#### STORED RECORDS:
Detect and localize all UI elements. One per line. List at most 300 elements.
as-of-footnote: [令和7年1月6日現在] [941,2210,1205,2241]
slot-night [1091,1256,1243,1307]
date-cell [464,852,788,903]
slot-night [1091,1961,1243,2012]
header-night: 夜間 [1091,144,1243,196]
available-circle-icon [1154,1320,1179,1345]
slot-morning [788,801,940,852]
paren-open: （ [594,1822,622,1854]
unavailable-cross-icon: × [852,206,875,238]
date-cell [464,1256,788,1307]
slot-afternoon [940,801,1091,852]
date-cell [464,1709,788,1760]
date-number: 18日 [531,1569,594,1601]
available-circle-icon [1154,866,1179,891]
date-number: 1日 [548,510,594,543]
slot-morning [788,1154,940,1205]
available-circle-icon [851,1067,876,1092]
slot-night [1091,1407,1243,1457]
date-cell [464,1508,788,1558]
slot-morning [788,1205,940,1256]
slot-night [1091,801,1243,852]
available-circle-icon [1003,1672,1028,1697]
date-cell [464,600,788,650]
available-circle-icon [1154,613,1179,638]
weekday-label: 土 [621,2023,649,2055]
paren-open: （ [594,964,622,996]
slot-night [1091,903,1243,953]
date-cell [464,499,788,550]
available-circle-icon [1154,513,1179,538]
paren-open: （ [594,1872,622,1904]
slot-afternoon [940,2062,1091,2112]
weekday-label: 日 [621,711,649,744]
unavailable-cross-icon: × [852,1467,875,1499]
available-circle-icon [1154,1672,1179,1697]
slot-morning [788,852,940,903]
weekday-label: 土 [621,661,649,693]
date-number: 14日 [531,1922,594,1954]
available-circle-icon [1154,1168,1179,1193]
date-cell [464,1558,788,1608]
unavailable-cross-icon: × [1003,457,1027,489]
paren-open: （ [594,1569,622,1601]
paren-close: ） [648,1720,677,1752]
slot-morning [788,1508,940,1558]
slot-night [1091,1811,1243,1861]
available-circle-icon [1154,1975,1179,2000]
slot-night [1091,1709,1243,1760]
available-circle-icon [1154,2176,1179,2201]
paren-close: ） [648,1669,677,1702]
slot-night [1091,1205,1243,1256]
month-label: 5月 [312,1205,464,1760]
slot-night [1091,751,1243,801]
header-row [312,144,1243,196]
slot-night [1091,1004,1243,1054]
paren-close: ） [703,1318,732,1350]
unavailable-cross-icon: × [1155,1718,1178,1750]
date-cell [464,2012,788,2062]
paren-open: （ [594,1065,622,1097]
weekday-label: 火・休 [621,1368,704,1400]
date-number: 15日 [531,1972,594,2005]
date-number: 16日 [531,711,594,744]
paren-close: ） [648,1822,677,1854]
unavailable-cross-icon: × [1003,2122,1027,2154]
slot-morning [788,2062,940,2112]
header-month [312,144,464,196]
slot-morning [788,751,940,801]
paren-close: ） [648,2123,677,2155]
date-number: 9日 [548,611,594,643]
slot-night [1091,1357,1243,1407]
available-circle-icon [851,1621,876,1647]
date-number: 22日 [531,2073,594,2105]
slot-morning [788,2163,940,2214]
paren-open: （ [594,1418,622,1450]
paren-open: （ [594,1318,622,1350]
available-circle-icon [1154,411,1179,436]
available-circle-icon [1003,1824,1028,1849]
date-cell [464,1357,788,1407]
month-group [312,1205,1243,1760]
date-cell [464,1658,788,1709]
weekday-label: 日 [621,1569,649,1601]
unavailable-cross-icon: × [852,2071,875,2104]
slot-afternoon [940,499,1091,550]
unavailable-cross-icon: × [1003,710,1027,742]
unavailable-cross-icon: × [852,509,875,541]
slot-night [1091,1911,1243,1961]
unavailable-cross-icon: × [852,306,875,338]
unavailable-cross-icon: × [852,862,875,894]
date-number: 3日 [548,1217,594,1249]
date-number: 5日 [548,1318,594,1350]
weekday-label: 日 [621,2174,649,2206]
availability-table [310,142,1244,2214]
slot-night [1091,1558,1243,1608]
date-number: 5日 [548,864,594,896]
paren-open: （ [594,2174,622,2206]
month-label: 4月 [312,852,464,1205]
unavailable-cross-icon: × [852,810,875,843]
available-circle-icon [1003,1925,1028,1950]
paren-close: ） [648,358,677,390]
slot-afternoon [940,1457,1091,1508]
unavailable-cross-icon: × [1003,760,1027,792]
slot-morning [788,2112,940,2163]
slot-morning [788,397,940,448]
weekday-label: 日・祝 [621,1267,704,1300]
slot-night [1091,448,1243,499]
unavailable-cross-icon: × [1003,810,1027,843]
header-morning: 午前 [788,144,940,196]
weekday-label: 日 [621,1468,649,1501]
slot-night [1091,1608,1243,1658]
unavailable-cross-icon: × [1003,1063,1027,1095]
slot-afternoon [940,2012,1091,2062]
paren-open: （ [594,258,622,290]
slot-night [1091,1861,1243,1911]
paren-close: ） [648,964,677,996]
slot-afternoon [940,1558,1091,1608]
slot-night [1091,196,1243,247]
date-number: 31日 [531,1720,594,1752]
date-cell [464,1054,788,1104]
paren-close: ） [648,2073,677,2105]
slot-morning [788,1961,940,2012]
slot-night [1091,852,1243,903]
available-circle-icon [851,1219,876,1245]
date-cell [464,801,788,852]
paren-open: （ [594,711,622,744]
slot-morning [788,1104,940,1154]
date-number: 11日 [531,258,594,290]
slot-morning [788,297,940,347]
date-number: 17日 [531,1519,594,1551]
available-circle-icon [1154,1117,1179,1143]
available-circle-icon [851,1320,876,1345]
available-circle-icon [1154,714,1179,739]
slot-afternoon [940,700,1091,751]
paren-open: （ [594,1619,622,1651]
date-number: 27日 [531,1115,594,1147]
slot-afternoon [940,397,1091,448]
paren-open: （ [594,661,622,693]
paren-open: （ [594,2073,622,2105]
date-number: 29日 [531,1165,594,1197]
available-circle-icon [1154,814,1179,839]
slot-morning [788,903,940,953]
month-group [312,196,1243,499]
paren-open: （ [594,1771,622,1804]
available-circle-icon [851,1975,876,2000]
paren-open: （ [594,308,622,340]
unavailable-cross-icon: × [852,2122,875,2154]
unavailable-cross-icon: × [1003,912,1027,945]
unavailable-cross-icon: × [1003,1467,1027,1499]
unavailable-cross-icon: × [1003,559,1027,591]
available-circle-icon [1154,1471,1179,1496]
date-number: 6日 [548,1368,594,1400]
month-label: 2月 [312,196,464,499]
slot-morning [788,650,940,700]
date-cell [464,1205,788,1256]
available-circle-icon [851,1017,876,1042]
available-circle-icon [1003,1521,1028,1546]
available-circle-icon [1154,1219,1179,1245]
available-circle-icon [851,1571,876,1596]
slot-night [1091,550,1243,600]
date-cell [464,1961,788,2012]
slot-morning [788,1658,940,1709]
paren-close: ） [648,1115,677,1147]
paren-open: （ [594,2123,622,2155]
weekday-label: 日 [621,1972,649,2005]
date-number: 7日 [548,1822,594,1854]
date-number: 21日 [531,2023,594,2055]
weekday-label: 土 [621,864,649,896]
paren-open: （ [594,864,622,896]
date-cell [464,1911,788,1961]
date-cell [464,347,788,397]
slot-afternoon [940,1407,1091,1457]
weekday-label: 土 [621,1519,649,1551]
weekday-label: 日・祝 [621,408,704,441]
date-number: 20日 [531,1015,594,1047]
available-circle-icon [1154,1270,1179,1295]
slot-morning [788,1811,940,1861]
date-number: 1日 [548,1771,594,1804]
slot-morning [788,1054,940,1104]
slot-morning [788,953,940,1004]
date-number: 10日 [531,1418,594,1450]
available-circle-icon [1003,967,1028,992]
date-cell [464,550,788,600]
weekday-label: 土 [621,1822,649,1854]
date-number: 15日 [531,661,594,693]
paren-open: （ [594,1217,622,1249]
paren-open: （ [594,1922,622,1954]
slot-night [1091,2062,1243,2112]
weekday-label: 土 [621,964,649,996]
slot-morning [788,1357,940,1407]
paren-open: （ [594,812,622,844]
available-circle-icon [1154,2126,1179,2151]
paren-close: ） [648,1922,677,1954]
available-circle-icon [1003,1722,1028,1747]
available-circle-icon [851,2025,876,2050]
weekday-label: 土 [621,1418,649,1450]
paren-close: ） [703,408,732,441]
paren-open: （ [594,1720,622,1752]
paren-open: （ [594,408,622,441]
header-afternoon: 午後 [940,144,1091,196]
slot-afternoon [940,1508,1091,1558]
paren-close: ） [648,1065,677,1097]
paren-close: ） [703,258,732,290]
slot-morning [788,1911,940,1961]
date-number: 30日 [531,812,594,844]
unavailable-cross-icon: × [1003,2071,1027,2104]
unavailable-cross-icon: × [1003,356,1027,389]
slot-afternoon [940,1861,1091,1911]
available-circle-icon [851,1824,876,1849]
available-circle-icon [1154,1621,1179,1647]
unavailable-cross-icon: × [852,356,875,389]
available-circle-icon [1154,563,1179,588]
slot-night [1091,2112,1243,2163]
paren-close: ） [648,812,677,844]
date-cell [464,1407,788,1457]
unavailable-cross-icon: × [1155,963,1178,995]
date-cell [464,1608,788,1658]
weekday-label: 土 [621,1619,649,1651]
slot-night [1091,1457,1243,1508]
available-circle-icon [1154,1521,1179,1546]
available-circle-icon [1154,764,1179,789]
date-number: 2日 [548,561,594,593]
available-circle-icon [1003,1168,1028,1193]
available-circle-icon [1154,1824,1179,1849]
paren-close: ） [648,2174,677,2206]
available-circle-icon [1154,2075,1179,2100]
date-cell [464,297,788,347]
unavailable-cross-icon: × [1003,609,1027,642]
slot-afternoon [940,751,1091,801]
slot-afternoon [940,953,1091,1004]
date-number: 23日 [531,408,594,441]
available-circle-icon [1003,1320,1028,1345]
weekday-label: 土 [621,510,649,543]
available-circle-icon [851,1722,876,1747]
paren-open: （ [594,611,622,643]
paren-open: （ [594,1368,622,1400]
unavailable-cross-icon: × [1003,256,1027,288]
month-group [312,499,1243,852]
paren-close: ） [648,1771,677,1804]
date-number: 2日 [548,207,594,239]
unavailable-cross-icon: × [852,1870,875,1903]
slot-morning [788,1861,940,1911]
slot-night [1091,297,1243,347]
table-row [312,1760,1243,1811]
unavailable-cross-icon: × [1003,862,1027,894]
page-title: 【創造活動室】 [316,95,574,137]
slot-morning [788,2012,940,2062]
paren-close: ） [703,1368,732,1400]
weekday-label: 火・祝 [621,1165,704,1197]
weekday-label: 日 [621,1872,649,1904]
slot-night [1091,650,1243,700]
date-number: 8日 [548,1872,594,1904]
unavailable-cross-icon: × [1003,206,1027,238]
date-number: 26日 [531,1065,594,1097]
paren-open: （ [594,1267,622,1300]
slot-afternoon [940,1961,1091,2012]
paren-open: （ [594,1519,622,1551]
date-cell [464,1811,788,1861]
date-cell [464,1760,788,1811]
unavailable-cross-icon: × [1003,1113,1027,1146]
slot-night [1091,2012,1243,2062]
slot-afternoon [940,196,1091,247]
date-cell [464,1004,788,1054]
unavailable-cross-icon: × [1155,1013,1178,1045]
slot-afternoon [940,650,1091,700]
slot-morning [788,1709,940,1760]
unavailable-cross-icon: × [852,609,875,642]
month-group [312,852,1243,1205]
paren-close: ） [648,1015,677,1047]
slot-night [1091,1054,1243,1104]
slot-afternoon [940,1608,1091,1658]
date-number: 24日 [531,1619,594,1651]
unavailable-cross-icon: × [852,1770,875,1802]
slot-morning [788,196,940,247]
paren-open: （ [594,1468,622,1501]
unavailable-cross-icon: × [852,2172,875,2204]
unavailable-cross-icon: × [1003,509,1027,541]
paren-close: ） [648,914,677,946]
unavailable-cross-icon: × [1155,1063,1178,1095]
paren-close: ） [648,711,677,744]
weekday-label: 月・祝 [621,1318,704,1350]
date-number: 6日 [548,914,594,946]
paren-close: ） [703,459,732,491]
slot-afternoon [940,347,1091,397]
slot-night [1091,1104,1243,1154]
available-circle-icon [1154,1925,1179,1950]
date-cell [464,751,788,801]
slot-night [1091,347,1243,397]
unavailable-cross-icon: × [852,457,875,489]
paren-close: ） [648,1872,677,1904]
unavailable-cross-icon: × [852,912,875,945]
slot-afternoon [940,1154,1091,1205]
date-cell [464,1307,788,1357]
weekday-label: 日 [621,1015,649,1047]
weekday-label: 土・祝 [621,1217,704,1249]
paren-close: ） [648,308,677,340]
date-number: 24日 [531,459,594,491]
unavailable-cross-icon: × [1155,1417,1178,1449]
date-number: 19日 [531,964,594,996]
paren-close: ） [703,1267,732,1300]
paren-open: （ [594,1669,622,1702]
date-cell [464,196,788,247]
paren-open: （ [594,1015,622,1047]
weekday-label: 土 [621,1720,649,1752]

#### DO THIS:
Starting at the top of the entries and ending at the line containing "unavailable-cross-icon: × [852,206,875,238]", both included, set those lines out as a Markdown table with a Row column for the line number and a Text column for the line, leaving out blank lines.

#### EXERCISE SOLUTION:
| Row | Text |
|---|---|
| 1 | Detect and localize all UI elements. One per line. List at most 300 elements. |
| 2 | as-of-footnote: [令和7年1月6日現在] [941,2210,1205,2241] |
| 3 | slot-night [1091,1256,1243,1307] |
| 4 | date-cell [464,852,788,903] |
| 5 | slot-night [1091,1961,1243,2012] |
| 6 | header-night: 夜間 [1091,144,1243,196] |
| 7 | available-circle-icon [1154,1320,1179,1345] |
| 8 | slot-morning [788,801,940,852] |
| 9 | paren-open: （ [594,1822,622,1854] |
| 10 | unavailable-cross-icon: × [852,206,875,238] |